Can you print every one of the records below line for line, keeping each character the same?
-- Start Entries provided --
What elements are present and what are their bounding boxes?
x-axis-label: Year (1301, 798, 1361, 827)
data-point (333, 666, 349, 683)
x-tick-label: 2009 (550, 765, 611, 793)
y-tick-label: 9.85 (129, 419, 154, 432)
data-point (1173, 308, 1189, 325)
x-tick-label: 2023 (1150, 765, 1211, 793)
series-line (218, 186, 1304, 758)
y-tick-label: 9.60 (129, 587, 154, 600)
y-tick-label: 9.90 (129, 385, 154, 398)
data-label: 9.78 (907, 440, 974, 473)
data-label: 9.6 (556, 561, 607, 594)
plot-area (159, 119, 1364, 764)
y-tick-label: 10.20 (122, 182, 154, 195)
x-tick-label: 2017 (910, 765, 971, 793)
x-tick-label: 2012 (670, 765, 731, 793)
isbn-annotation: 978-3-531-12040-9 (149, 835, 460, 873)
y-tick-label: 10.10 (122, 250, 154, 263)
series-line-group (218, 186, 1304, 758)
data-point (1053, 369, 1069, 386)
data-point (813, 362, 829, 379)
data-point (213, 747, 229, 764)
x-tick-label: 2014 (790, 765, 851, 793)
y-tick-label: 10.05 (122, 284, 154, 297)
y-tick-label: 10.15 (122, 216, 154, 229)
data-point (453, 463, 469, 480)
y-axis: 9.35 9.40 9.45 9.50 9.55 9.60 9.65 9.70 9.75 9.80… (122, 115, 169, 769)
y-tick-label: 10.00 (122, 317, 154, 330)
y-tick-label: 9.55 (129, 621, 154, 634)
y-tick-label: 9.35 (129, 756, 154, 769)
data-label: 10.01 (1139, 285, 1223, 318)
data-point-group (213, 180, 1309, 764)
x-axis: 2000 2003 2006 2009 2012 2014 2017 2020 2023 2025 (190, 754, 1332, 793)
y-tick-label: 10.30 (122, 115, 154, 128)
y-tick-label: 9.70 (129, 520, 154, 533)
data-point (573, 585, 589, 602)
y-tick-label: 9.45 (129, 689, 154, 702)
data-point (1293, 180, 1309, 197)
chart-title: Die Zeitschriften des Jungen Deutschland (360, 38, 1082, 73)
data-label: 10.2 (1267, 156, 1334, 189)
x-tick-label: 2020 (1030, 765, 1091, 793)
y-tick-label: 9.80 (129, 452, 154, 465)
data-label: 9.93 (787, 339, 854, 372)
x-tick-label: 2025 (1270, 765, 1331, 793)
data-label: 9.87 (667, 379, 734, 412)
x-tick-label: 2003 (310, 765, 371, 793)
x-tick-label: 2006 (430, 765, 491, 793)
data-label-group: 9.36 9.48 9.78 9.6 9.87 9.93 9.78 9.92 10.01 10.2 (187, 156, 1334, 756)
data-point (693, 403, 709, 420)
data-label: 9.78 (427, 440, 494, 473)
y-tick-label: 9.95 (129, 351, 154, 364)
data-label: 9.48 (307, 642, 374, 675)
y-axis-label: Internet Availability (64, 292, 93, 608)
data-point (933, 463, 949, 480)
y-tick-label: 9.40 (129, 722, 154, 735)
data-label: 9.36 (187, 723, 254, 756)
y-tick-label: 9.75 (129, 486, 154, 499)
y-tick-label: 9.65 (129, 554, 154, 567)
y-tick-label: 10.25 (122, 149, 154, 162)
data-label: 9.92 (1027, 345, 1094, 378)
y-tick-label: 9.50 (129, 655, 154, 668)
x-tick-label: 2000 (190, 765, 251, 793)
-- End Entries provided --
_Exercise result_.
What elements are present and what are their bounding boxes?
x-axis-label: Year (1301, 798, 1361, 827)
data-point (333, 666, 349, 683)
x-tick-label: 2009 (550, 765, 611, 793)
y-tick-label: 9.85 (129, 419, 154, 432)
data-point (1173, 308, 1189, 325)
x-tick-label: 2023 (1150, 765, 1211, 793)
series-line (218, 186, 1304, 758)
y-tick-label: 9.60 (129, 587, 154, 600)
y-tick-label: 9.90 (129, 385, 154, 398)
data-label: 9.78 (907, 440, 974, 473)
data-label: 9.6 (556, 561, 607, 594)
plot-area (159, 119, 1364, 764)
y-tick-label: 10.20 (122, 182, 154, 195)
x-tick-label: 2017 (910, 765, 971, 793)
x-tick-label: 2012 (670, 765, 731, 793)
isbn-annotation: 978-3-531-12040-9 (149, 835, 460, 873)
y-tick-label: 10.10 (122, 250, 154, 263)
series-line-group (218, 186, 1304, 758)
data-point (1053, 369, 1069, 386)
data-point (813, 362, 829, 379)
data-point (213, 747, 229, 764)
x-tick-label: 2014 (790, 765, 851, 793)
y-tick-label: 10.05 (122, 284, 154, 297)
y-tick-label: 10.15 (122, 216, 154, 229)
data-point (453, 463, 469, 480)
y-axis: 9.35 9.40 9.45 9.50 9.55 9.60 9.65 9.70 9.75 9.80… (122, 115, 169, 769)
y-tick-label: 10.00 (122, 317, 154, 330)
y-tick-label: 9.55 (129, 621, 154, 634)
y-tick-label: 9.35 (129, 756, 154, 769)
data-label: 10.01 (1139, 285, 1223, 318)
data-point-group (213, 180, 1309, 764)
x-axis: 2000 2003 2006 2009 2012 2014 2017 2020 2023 2025 (190, 754, 1332, 793)
y-tick-label: 10.30 (122, 115, 154, 128)
y-tick-label: 9.70 (129, 520, 154, 533)
data-point (573, 585, 589, 602)
y-tick-label: 9.45 (129, 689, 154, 702)
data-point (1293, 180, 1309, 197)
chart-title: Die Zeitschriften des Jungen Deutschland (360, 38, 1082, 73)
data-label: 10.2 (1267, 156, 1334, 189)
x-tick-label: 2020 (1030, 765, 1091, 793)
y-tick-label: 9.80 (129, 452, 154, 465)
data-label: 9.93 (787, 339, 854, 372)
x-tick-label: 2025 (1270, 765, 1331, 793)
data-label: 9.87 (667, 379, 734, 412)
x-tick-label: 2003 (310, 765, 371, 793)
x-tick-label: 2006 (430, 765, 491, 793)
data-label-group: 9.36 9.48 9.78 9.6 9.87 9.93 9.78 9.92 10.01 10.2 (187, 156, 1334, 756)
data-point (693, 403, 709, 420)
data-label: 9.78 (427, 440, 494, 473)
y-tick-label: 9.95 (129, 351, 154, 364)
data-label: 9.48 (307, 642, 374, 675)
y-axis-label: Internet Availability (64, 292, 93, 608)
data-point (933, 463, 949, 480)
y-tick-label: 9.40 (129, 722, 154, 735)
data-label: 9.36 (187, 723, 254, 756)
y-tick-label: 9.75 (129, 486, 154, 499)
y-tick-label: 9.65 (129, 554, 154, 567)
y-tick-label: 10.25 (122, 149, 154, 162)
data-label: 9.92 (1027, 345, 1094, 378)
y-tick-label: 9.50 (129, 655, 154, 668)
x-tick-label: 2000 (190, 765, 251, 793)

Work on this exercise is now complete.